Und mit den großen Energiekonzernen, die weder die Notwendigkeit einer Energiewende zur Kenntnis nahmen noch danach handeln wollten?

Ganz bestimmt. So gibt es in großen Städten Initiativen, die sich für die Rekommunalisierung der Stromnetze einsetzen. In Hamburg hat das schon vor einigen Jahren mit einem städtischen Unternehmen geklappt. In Berlin ist die Vergabe noch offen, aber unter den Bewerbern ist auch eine Genossenschaft, die gegen die Monopolstellung eines großen Versorgers antritt.

Kommunale Stadtwerke werden auf dem Papier demokratisch geführt. Aber oft zählt da die Stimme ihres «Herrn», des Bürgermeisters, oder der Ratsmehrheit. Und nicht die Stimme jedes einzelnen Mitgliedes …

Dass das nicht immer ganz verlässlich ist, hat sich im Zuge der Liberalisierung gezeigt, wo es um Privatisierung kommunaler Unternehmen ging und viele Städte ihre Netze verkauft haben – nach China oder sonstwo hin. Jetzt geht es ja darum, sie erneut in Bürgerhand zu bekommen und wieder für sich nutzen zu können.

Sind die Qualitäten ihres Wertekanons mit der Grund dafür, dass Genossenschaften sicherer, sorgsamer und nachhaltiger wirtschaften?

Das Identitätsprinzip sorgt für eine ganz andere Herangehensweise: Die Wohnungsmieter sind zugleich Besitzer eines Wohnungsunternehmens, taz-Leser besitzen zugleich die taz selber und den Verbrauchern in einem Bioenergiedorf gehören die Energieerzeugungsanlagen. Diese Genossenschaften sind auf einen Bedarf der Mitglieder ausgerichtet und nicht auf einen anonymen Markt. Und weil die Mitglieder durch den Geschäftsbetrieb statt durch die Dividende gefördert werden, sind sie und die Vorstände auch nicht so gewinngetrieben.

▶ Arbeitsauftrag:
Schreib bitte aus dem Text über Genossenschaften den Abschnitt von „Und mit den“ bis einschließlich „großen Versorgers antritt.“ wortgetreu ab.

▶ Bereitgestellte Daten:
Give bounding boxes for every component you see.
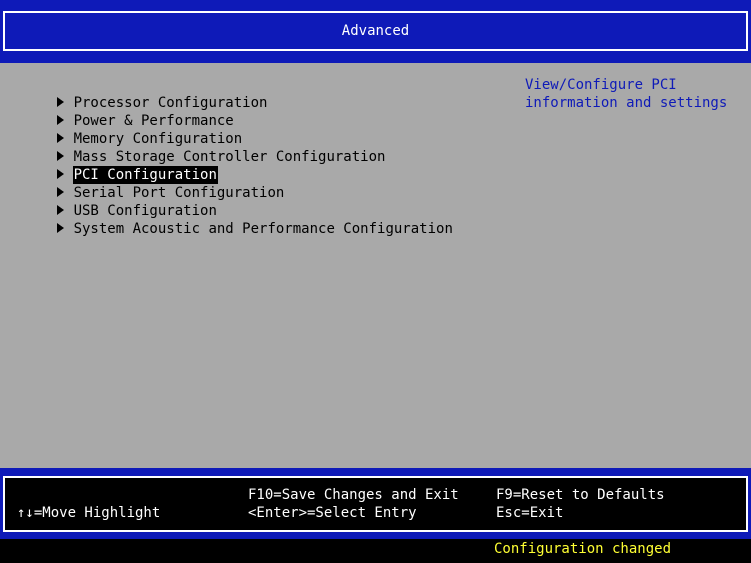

▶ Antwort:
Und mit den großen Energiekonzernen, die weder die Notwendigkeit einer Energiewende zur Kenntnis nahmen noch danach handeln wollten?

Ganz bestimmt. So gibt es in großen Städten Initiativen, die sich für die Rekommunalisierung der Stromnetze einsetzen. In Hamburg hat das schon vor einigen Jahren mit einem städtischen Unternehmen geklappt. In Berlin ist die Vergabe noch offen, aber unter den Bewerbern ist auch eine Genossenschaft, die gegen die Monopolstellung eines großen Versorgers antritt.